■ **EXERCISE REQUIREMENTS**
Determine which lines contain the word "route", then copy those lines.

(Dataset items)
-- Start --

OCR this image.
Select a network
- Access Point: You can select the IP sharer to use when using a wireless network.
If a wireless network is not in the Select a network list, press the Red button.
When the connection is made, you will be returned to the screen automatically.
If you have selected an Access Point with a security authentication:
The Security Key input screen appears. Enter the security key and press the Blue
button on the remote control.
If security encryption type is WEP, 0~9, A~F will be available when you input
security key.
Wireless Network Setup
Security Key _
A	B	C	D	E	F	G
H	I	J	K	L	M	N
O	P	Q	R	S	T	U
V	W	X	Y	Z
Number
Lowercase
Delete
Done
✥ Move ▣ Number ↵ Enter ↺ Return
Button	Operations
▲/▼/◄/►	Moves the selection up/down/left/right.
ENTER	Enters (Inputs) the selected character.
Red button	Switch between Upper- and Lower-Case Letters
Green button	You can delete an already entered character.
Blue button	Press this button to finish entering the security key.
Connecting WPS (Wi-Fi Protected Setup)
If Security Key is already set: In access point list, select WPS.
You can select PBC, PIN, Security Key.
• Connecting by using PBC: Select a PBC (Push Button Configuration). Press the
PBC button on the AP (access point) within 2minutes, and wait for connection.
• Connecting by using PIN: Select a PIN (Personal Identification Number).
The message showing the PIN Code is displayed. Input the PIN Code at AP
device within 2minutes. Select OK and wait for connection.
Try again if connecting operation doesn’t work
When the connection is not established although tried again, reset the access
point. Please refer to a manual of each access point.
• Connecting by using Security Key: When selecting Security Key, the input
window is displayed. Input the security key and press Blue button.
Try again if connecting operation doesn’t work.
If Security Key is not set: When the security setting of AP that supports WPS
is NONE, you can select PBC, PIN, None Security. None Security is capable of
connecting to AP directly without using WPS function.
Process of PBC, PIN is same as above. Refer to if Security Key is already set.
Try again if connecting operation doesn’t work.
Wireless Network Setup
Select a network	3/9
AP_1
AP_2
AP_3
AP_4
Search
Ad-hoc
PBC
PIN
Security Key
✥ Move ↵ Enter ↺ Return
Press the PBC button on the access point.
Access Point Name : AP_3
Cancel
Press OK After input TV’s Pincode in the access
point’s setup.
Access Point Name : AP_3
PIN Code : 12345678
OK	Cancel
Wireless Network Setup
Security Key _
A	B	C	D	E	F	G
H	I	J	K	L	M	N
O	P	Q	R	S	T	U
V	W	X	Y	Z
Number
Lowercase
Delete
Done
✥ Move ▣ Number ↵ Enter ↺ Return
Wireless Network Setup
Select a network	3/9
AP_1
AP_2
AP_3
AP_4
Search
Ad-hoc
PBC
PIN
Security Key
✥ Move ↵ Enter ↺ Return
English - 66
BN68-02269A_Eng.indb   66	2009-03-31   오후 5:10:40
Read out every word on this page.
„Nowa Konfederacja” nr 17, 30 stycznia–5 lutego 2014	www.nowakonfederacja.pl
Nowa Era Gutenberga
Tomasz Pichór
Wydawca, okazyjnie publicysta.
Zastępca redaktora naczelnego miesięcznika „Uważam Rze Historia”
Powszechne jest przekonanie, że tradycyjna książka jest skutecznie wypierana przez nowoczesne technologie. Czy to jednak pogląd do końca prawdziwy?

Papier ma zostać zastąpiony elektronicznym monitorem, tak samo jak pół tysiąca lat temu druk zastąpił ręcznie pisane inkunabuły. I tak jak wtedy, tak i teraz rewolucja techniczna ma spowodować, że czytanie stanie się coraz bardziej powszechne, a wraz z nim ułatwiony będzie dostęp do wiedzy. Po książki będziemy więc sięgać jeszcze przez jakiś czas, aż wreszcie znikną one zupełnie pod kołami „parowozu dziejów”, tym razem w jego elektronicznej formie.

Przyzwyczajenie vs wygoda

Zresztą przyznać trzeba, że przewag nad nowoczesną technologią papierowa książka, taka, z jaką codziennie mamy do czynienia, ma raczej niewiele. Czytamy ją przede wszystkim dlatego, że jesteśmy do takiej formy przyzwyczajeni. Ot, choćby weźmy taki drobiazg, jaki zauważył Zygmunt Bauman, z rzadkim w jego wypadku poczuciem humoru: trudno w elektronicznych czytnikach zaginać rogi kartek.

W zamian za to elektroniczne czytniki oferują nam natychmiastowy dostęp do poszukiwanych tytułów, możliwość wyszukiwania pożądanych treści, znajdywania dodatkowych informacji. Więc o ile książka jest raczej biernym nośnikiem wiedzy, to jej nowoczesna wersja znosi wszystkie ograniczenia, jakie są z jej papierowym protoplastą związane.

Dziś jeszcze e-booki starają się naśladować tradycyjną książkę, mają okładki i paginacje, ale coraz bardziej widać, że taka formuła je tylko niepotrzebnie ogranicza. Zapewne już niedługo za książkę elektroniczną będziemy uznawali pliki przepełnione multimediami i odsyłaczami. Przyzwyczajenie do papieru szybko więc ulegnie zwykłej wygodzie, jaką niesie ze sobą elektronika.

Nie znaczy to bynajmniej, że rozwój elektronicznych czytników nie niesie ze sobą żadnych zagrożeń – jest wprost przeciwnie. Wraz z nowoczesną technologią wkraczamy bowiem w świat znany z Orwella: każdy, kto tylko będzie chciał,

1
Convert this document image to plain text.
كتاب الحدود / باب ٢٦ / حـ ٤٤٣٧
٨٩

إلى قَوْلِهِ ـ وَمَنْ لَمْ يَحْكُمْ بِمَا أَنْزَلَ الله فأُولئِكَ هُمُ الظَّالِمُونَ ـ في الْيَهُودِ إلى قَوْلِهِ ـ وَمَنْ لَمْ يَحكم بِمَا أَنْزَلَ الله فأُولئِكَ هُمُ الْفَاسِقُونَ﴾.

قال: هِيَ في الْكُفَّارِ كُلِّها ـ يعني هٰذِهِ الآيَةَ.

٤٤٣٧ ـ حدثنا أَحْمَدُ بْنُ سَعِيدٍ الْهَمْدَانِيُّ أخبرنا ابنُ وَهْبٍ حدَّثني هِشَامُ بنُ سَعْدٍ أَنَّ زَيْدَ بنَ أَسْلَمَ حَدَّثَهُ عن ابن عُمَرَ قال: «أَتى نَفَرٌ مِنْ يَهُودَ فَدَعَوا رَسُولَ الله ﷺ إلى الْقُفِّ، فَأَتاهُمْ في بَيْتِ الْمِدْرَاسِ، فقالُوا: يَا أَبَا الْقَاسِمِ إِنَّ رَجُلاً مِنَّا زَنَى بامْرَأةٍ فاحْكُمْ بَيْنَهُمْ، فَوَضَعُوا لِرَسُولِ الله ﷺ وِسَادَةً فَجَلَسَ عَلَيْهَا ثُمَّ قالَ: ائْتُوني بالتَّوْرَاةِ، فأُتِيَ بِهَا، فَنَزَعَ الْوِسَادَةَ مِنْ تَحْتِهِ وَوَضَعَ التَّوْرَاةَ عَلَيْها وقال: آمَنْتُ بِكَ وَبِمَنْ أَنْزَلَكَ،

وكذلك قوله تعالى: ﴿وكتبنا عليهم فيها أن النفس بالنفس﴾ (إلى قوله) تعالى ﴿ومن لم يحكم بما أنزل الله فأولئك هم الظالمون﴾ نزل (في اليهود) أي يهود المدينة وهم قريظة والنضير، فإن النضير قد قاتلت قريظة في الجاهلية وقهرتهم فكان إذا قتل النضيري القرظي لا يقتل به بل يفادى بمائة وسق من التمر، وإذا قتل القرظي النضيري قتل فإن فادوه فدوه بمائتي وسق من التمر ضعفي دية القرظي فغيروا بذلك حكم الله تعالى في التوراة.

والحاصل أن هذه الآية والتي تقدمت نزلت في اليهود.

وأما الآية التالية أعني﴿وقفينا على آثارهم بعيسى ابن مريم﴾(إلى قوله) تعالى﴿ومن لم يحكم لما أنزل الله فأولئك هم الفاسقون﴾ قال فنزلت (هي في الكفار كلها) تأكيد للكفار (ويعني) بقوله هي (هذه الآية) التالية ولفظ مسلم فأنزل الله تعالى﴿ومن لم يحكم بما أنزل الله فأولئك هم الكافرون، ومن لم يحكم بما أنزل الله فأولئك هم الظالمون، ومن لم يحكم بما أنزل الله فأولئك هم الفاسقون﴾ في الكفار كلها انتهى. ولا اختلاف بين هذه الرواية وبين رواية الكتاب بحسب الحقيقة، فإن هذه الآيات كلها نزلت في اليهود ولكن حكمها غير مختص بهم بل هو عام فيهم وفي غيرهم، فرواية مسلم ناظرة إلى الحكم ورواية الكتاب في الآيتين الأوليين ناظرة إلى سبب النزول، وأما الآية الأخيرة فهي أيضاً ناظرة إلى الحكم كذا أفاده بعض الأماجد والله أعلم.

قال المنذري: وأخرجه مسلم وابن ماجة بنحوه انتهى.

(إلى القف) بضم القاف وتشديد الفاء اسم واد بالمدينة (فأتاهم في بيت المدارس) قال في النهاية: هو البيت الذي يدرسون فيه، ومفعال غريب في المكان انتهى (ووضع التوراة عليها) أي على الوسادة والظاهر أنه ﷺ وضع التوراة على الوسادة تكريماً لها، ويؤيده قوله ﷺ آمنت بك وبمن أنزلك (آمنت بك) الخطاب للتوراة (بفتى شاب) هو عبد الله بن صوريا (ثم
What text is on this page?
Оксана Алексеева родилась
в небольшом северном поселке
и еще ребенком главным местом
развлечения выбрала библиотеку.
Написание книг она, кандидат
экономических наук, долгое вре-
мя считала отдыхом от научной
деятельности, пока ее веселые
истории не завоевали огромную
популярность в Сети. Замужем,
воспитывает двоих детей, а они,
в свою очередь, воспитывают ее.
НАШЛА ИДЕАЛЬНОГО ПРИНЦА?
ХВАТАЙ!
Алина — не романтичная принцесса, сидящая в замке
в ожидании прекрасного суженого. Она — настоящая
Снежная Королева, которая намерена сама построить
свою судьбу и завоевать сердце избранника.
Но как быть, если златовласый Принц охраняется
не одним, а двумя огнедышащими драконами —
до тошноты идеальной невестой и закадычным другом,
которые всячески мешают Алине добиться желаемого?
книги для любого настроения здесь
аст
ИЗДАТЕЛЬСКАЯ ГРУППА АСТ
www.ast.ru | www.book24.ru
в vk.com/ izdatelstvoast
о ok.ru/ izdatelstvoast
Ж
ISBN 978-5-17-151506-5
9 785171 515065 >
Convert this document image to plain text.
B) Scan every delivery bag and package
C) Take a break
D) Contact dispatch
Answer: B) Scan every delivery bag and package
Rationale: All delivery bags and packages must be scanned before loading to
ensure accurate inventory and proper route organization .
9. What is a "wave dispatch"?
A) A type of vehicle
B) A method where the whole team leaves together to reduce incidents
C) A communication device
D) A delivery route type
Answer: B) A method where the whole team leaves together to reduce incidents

-- End --

■ **RESPONSE**
ensure accurate inventory and proper route organization .
D) A delivery route type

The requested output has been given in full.